Problem details
Give only the number of lines that hold the word "pact".
•••••
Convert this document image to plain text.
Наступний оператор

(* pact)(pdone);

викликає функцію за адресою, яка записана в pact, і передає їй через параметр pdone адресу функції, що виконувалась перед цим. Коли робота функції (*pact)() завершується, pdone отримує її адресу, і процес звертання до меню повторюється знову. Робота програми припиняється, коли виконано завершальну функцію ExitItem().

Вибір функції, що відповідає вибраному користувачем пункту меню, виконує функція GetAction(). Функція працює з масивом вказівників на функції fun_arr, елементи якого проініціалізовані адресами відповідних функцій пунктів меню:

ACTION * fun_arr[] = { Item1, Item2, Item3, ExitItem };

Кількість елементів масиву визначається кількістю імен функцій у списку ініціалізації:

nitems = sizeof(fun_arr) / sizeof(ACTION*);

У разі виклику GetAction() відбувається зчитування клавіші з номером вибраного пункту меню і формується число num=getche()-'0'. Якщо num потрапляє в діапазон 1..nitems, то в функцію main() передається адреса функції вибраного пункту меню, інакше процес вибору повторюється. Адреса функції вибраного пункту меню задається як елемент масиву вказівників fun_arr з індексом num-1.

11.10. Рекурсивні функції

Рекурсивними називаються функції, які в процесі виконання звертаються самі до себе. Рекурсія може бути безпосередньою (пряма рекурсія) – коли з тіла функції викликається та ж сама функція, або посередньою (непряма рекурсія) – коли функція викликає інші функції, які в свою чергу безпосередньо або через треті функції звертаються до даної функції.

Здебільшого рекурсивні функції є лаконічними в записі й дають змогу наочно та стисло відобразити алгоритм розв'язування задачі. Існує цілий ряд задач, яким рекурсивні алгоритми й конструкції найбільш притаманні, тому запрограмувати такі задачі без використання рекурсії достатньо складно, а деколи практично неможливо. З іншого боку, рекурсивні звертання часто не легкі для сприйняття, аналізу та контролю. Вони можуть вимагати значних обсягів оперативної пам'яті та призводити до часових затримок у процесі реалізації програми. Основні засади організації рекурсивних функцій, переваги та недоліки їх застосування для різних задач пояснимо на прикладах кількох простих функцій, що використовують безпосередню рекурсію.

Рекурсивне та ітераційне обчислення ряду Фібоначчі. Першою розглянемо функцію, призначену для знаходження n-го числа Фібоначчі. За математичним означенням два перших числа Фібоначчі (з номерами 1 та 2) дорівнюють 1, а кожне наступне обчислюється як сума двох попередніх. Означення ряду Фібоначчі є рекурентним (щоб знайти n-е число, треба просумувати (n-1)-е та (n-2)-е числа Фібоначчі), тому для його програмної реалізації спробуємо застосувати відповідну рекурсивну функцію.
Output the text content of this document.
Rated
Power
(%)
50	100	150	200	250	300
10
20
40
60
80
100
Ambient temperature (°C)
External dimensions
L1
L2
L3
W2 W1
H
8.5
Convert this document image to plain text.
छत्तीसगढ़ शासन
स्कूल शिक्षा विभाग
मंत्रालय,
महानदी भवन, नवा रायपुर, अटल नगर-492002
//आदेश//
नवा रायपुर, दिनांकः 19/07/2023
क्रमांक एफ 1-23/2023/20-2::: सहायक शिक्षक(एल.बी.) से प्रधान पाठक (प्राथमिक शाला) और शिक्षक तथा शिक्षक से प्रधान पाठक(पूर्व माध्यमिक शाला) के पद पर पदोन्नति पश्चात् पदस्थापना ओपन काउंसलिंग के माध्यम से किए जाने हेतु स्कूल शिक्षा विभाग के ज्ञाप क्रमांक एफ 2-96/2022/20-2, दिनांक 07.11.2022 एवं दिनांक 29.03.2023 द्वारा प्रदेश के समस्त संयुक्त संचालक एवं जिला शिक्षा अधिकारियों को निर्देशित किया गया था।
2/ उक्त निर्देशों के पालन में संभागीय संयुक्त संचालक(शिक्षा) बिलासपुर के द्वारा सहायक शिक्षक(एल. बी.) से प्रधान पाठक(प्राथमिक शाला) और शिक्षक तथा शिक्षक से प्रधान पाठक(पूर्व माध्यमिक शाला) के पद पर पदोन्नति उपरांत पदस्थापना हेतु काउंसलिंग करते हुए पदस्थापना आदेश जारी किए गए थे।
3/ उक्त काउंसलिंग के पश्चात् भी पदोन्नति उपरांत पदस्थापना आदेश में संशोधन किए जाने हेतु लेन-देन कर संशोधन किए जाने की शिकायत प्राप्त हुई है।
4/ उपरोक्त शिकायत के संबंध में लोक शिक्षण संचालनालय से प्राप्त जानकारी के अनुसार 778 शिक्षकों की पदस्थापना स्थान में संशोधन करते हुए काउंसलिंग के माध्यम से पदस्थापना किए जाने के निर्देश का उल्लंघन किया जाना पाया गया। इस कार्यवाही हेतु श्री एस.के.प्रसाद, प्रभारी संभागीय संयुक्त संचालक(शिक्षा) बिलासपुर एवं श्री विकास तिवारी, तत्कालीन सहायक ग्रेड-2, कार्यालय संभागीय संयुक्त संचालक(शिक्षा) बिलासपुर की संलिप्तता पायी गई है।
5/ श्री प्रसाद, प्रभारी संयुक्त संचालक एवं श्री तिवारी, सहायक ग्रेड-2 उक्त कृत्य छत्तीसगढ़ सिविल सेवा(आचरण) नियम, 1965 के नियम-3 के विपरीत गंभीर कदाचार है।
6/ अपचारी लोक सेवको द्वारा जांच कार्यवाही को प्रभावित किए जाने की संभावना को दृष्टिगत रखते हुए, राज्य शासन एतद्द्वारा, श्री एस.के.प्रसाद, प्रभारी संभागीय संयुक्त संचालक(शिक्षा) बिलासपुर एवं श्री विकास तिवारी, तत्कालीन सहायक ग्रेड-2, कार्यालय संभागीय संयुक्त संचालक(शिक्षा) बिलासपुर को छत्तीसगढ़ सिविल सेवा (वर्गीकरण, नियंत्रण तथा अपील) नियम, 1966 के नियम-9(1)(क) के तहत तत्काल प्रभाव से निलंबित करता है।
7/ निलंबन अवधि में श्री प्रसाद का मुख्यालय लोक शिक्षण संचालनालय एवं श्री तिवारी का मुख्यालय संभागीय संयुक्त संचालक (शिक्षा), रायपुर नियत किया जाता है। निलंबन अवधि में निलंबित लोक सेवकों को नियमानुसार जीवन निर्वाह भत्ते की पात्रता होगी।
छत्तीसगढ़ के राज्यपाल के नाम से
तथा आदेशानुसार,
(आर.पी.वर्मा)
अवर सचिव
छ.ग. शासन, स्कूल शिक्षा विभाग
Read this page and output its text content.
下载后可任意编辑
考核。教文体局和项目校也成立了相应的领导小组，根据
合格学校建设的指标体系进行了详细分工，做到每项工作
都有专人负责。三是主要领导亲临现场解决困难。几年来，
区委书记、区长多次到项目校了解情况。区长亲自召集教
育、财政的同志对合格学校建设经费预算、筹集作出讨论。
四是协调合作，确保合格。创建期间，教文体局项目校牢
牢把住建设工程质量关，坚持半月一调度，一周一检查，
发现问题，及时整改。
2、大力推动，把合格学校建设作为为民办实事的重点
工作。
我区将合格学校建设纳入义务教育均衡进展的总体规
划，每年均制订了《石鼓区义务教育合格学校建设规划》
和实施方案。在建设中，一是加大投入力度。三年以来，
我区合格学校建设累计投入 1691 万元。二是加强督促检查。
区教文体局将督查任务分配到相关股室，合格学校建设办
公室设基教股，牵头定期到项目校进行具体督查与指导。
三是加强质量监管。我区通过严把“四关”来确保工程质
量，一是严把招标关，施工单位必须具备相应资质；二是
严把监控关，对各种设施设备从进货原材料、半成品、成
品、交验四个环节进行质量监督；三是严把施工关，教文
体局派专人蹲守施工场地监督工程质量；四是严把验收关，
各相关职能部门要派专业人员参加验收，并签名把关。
•••••
Correct result
2